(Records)
■ ■ ■ ■

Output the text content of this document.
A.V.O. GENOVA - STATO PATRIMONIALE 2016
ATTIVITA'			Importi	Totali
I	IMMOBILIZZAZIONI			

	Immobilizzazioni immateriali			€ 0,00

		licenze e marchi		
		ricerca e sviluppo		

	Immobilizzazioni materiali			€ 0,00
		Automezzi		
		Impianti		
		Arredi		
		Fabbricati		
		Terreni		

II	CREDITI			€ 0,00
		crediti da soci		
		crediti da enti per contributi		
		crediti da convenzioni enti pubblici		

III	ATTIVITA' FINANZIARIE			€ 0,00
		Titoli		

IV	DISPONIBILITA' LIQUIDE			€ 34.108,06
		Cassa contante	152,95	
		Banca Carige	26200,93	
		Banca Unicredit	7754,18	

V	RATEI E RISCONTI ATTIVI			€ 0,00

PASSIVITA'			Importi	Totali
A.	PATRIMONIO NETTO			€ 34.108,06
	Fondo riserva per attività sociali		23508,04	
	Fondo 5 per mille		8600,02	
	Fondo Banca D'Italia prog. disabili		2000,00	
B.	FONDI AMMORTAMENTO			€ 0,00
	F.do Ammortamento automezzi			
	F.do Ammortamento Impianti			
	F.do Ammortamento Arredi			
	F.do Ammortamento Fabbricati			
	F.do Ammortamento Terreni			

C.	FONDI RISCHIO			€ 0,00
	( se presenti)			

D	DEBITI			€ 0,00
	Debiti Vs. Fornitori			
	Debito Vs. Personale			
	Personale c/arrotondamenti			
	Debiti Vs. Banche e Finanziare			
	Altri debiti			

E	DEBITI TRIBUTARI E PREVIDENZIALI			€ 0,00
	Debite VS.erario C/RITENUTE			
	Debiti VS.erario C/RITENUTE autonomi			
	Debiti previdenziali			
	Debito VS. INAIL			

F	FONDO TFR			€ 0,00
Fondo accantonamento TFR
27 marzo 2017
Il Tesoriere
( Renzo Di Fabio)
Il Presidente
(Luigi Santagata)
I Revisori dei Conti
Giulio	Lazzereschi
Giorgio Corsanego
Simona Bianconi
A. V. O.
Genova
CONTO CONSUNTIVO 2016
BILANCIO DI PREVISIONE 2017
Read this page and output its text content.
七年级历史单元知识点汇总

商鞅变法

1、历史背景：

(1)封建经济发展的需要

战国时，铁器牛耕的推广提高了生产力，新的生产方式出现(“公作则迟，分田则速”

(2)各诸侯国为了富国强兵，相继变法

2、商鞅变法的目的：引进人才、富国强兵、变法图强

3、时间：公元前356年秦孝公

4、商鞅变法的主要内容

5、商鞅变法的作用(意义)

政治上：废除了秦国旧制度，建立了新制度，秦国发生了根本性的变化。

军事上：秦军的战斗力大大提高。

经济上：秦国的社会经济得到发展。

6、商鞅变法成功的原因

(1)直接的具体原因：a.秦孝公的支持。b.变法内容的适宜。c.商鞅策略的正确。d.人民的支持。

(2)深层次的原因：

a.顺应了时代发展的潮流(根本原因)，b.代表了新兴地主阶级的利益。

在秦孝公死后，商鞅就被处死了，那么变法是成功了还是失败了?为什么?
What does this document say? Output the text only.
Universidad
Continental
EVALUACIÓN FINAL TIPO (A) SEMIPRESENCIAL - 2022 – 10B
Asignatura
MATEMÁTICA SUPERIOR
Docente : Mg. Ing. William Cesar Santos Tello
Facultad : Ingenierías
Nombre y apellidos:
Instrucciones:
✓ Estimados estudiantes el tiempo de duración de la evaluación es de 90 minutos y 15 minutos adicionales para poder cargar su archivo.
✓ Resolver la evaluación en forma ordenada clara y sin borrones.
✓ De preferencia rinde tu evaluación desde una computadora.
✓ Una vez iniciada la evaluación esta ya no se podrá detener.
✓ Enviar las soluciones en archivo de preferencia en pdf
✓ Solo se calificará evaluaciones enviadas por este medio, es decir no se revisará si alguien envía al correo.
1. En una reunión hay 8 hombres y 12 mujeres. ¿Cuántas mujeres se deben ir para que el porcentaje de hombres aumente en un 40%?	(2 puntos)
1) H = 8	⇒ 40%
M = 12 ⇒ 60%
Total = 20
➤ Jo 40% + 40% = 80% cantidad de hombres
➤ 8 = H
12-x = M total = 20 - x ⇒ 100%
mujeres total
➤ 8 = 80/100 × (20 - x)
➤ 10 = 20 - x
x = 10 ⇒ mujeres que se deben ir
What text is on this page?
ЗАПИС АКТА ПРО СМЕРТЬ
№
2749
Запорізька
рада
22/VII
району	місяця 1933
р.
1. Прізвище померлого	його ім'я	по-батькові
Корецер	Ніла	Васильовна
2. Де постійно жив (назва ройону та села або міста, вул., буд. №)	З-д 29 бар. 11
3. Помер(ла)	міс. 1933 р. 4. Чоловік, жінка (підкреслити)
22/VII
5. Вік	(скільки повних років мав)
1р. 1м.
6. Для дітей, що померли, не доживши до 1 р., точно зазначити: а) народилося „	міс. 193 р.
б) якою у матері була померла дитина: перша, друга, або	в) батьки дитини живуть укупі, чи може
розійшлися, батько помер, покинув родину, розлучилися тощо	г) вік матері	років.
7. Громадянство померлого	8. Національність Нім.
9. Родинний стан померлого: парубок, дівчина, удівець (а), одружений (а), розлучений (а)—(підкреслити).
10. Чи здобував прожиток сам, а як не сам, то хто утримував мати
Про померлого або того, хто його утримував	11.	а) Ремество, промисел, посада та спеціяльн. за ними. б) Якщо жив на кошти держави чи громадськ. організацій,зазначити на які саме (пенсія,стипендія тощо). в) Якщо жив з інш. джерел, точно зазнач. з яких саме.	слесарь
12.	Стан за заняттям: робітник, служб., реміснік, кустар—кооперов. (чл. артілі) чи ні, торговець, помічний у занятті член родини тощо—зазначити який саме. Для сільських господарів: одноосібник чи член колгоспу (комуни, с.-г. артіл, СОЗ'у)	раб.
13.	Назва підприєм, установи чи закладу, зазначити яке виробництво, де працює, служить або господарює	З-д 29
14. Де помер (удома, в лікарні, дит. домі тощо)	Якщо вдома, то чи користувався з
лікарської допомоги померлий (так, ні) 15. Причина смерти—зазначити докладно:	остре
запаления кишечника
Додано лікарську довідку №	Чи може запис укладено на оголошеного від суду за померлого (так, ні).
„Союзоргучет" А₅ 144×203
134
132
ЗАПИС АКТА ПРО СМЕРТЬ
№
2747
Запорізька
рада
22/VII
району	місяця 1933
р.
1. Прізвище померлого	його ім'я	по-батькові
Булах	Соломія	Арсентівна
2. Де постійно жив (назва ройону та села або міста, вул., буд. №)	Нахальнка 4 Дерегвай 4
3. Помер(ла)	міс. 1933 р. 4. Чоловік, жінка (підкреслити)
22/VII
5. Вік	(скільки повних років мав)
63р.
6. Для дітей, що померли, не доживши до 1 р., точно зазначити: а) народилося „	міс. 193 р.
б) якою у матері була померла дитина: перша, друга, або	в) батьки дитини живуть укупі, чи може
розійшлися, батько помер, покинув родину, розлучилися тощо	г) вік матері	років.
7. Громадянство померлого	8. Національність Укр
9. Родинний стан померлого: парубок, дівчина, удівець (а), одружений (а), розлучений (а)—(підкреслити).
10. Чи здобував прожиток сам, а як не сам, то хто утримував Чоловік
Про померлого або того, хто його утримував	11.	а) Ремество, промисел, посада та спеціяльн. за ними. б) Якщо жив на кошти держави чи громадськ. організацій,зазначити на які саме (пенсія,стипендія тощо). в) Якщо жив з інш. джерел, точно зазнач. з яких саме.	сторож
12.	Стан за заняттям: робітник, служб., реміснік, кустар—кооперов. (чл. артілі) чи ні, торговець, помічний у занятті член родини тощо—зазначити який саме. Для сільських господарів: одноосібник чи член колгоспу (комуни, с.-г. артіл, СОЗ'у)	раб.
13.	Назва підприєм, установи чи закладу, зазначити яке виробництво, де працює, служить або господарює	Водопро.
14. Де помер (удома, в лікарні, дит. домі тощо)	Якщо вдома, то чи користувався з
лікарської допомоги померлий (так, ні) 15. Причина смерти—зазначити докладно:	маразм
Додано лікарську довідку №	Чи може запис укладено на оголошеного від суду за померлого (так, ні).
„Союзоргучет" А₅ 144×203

■ ■ ■ ■

» **Stated exercise**: Go through the data and gather every line that holds "Banca".

» **Task result**:
		Banca Carige	26200,93	
		Banca Unicredit	7754,18	
	Fondo Banca D'Italia prog. disabili		2000,00	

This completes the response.